Direction:
Restate the material word for word and leave out anything that is a picture.

## BEGIN Source material

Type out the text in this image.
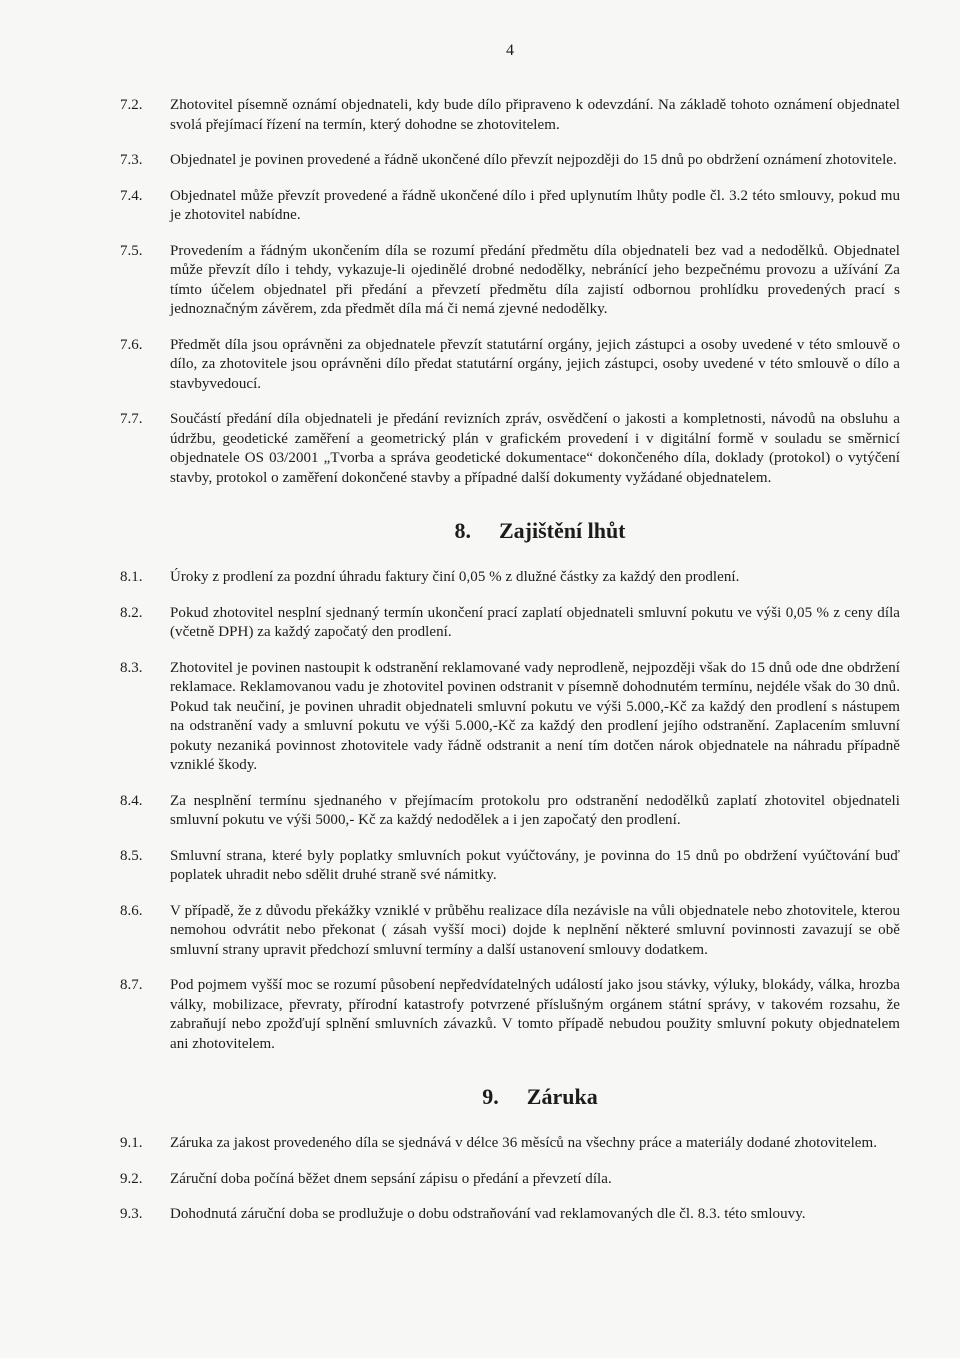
4
7.2.	Zhotovitel písemně oznámí objednateli, kdy bude dílo připraveno k odevzdání. Na základě tohoto oznámení objednatel svolá přejímací řízení na termín, který dohodne se zhotovitelem.
7.3.	Objednatel je povinen provedené a řádně ukončené dílo převzít nejpozději do 15 dnů po obdržení oznámení zhotovitele.
7.4.	Objednatel může převzít provedené a řádně ukončené dílo i před uplynutím lhůty podle čl. 3.2 této smlouvy, pokud mu je zhotovitel nabídne.
7.5.	Provedením a řádným ukončením díla se rozumí předání předmětu díla objednateli bez vad a nedodělků. Objednatel může převzít dílo i tehdy, vykazuje-li ojedinělé drobné nedodělky, nebránící jeho bezpečnému provozu a užívání Za tímto účelem objednatel při předání a převzetí předmětu díla zajistí odbornou prohlídku provedených prací s jednoznačným závěrem, zda předmět díla má či nemá zjevné nedodělky.
7.6.	Předmět díla jsou oprávněni za objednatele převzít statutární orgány, jejich zástupci a osoby uvedené v této smlouvě o dílo, za zhotovitele jsou oprávněni dílo předat statutární orgány, jejich zástupci, osoby uvedené v této smlouvě o dílo a stavbyvedoucí.
7.7.	Součástí předání díla objednateli je předání revizních zpráv, osvědčení o jakosti a kompletnosti, návodů na obsluhu a údržbu, geodetické zaměření a geometrický plán v grafickém provedení i v digitální formě v souladu se směrnicí objednatele OS 03/2001 „Tvorba a správa geodetické dokumentace“ dokončeného díla, doklady (protokol) o vytýčení stavby, protokol o zaměření dokončené stavby a případné další dokumenty vyžádané objednatelem.
8. Zajištění lhůt
8.1.	Úroky z prodlení za pozdní úhradu faktury činí 0,05 % z dlužné částky za každý den prodlení.
8.2.	Pokud zhotovitel nesplní sjednaný termín ukončení prací zaplatí objednateli smluvní pokutu ve výši 0,05 % z ceny díla (včetně DPH) za každý započatý den prodlení.
8.3.	Zhotovitel je povinen nastoupit k odstranění reklamované vady neprodleně, nejpozději však do 15 dnů ode dne obdržení reklamace. Reklamovanou vadu je zhotovitel povinen odstranit v písemně dohodnutém termínu, nejdéle však do 30 dnů. Pokud tak neučiní, je povinen uhradit objednateli smluvní pokutu ve výši 5.000,-Kč za každý den prodlení s nástupem na odstranění vady a smluvní pokutu ve výši 5.000,-Kč za každý den prodlení jejího odstranění. Zaplacením smluvní pokuty nezaniká povinnost zhotovitele vady řádně odstranit a není tím dotčen nárok objednatele na náhradu případně vzniklé škody.
8.4.	Za nesplnění termínu sjednaného v přejímacím protokolu pro odstranění nedodělků zaplatí zhotovitel objednateli smluvní pokutu ve výši 5000,- Kč za každý nedodělek a i jen započatý den prodlení.
8.5.	Smluvní strana, které byly poplatky smluvních pokut vyúčtovány, je povinna do 15 dnů po obdržení vyúčtování buď poplatek uhradit nebo sdělit druhé straně své námitky.
8.6.	V případě, že z důvodu překážky vzniklé v průběhu realizace díla nezávisle na vůli objednatele nebo zhotovitele, kterou nemohou odvrátit nebo překonat ( zásah vyšší moci) dojde k neplnění některé smluvní povinnosti zavazují se obě smluvní strany upravit předchozí smluvní termíny a další ustanovení smlouvy dodatkem.
8.7.	Pod pojmem vyšší moc se rozumí působení nepředvídatelných událostí jako jsou stávky, výluky, blokády, válka, hrozba války, mobilizace, převraty, přírodní katastrofy potvrzené příslušným orgánem státní správy, v takovém rozsahu, že zabraňují nebo zpožďují splnění smluvních závazků. V tomto případě nebudou použity smluvní pokuty objednatelem ani zhotovitelem.
9. Záruka
9.1.	Záruka za jakost provedeného díla se sjednává v délce 36 měsíců na všechny práce a materiály dodané zhotovitelem.
9.2.	Záruční doba počíná běžet dnem sepsání zápisu o předání a převzetí díla.
9.3.	Dohodnutá záruční doba se prodlužuje o dobu odstraňování vad reklamovaných dle čl. 8.3. této smlouvy.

## END Source material

Exercise result:
Type out the text in this image.
4
7.2.	Zhotovitel písemně oznámí objednateli, kdy bude dílo připraveno k odevzdání. Na základě tohoto oznámení objednatel svolá přejímací řízení na termín, který dohodne se zhotovitelem.
7.3.	Objednatel je povinen provedené a řádně ukončené dílo převzít nejpozději do 15 dnů po obdržení oznámení zhotovitele.
7.4.	Objednatel může převzít provedené a řádně ukončené dílo i před uplynutím lhůty podle čl. 3.2 této smlouvy, pokud mu je zhotovitel nabídne.
7.5.	Provedením a řádným ukončením díla se rozumí předání předmětu díla objednateli bez vad a nedodělků. Objednatel může převzít dílo i tehdy, vykazuje-li ojedinělé drobné nedodělky, nebránící jeho bezpečnému provozu a užívání Za tímto účelem objednatel při předání a převzetí předmětu díla zajistí odbornou prohlídku provedených prací s jednoznačným závěrem, zda předmět díla má či nemá zjevné nedodělky.
7.6.	Předmět díla jsou oprávněni za objednatele převzít statutární orgány, jejich zástupci a osoby uvedené v této smlouvě o dílo, za zhotovitele jsou oprávněni dílo předat statutární orgány, jejich zástupci, osoby uvedené v této smlouvě o dílo a stavbyvedoucí.
7.7.	Součástí předání díla objednateli je předání revizních zpráv, osvědčení o jakosti a kompletnosti, návodů na obsluhu a údržbu, geodetické zaměření a geometrický plán v grafickém provedení i v digitální formě v souladu se směrnicí objednatele OS 03/2001 „Tvorba a správa geodetické dokumentace“ dokončeného díla, doklady (protokol) o vytýčení stavby, protokol o zaměření dokončené stavby a případné další dokumenty vyžádané objednatelem.
8. Zajištění lhůt
8.1.	Úroky z prodlení za pozdní úhradu faktury činí 0,05 % z dlužné částky za každý den prodlení.
8.2.	Pokud zhotovitel nesplní sjednaný termín ukončení prací zaplatí objednateli smluvní pokutu ve výši 0,05 % z ceny díla (včetně DPH) za každý započatý den prodlení.
8.3.	Zhotovitel je povinen nastoupit k odstranění reklamované vady neprodleně, nejpozději však do 15 dnů ode dne obdržení reklamace. Reklamovanou vadu je zhotovitel povinen odstranit v písemně dohodnutém termínu, nejdéle však do 30 dnů. Pokud tak neučiní, je povinen uhradit objednateli smluvní pokutu ve výši 5.000,-Kč za každý den prodlení s nástupem na odstranění vady a smluvní pokutu ve výši 5.000,-Kč za každý den prodlení jejího odstranění. Zaplacením smluvní pokuty nezaniká povinnost zhotovitele vady řádně odstranit a není tím dotčen nárok objednatele na náhradu případně vzniklé škody.
8.4.	Za nesplnění termínu sjednaného v přejímacím protokolu pro odstranění nedodělků zaplatí zhotovitel objednateli smluvní pokutu ve výši 5000,- Kč za každý nedodělek a i jen započatý den prodlení.
8.5.	Smluvní strana, které byly poplatky smluvních pokut vyúčtovány, je povinna do 15 dnů po obdržení vyúčtování buď poplatek uhradit nebo sdělit druhé straně své námitky.
8.6.	V případě, že z důvodu překážky vzniklé v průběhu realizace díla nezávisle na vůli objednatele nebo zhotovitele, kterou nemohou odvrátit nebo překonat ( zásah vyšší moci) dojde k neplnění některé smluvní povinnosti zavazují se obě smluvní strany upravit předchozí smluvní termíny a další ustanovení smlouvy dodatkem.
8.7.	Pod pojmem vyšší moc se rozumí působení nepředvídatelných událostí jako jsou stávky, výluky, blokády, válka, hrozba války, mobilizace, převraty, přírodní katastrofy potvrzené příslušným orgánem státní správy, v takovém rozsahu, že zabraňují nebo zpožďují splnění smluvních závazků. V tomto případě nebudou použity smluvní pokuty objednatelem ani zhotovitelem.
9. Záruka
9.1.	Záruka za jakost provedeného díla se sjednává v délce 36 měsíců na všechny práce a materiály dodané zhotovitelem.
9.2.	Záruční doba počíná běžet dnem sepsání zápisu o předání a převzetí díla.
9.3.	Dohodnutá záruční doba se prodlužuje o dobu odstraňování vad reklamovaných dle čl. 8.3. této smlouvy.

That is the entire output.